EXTRACTED ENTRIES:
....................

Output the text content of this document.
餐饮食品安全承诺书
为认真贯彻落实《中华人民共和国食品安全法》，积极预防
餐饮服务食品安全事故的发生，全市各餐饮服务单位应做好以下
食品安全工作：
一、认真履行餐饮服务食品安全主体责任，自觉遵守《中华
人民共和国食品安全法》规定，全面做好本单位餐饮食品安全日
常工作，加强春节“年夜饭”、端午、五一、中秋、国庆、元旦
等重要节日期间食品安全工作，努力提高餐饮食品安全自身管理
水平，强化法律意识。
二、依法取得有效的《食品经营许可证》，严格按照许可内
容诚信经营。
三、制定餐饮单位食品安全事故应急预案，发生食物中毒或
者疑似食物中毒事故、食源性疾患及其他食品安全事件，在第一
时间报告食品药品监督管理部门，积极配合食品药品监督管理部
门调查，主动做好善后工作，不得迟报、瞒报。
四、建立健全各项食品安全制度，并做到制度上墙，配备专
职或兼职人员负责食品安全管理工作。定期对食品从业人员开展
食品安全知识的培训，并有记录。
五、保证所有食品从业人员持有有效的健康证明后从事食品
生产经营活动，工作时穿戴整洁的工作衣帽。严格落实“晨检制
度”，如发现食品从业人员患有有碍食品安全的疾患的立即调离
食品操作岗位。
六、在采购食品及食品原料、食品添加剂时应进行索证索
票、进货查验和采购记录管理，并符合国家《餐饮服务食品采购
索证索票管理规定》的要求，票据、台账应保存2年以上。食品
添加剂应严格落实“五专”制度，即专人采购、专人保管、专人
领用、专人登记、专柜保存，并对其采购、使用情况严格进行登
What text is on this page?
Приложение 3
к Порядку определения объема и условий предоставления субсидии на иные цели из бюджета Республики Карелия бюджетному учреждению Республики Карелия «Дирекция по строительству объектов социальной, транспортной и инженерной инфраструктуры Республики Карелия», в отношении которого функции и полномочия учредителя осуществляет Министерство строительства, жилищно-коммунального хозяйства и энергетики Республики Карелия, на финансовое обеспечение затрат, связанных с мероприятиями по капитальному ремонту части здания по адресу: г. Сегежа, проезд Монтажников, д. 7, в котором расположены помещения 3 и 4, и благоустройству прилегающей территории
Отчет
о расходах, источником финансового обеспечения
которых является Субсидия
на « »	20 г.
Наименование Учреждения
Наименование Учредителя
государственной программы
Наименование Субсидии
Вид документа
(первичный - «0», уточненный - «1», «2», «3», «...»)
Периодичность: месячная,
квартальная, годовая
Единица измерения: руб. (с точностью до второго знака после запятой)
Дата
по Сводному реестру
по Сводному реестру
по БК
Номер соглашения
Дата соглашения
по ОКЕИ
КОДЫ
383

....................

AIM: Copy out every line of the data that includes "this".

CORRECT RESULT:
Output the text content of this document.
What text is on this page?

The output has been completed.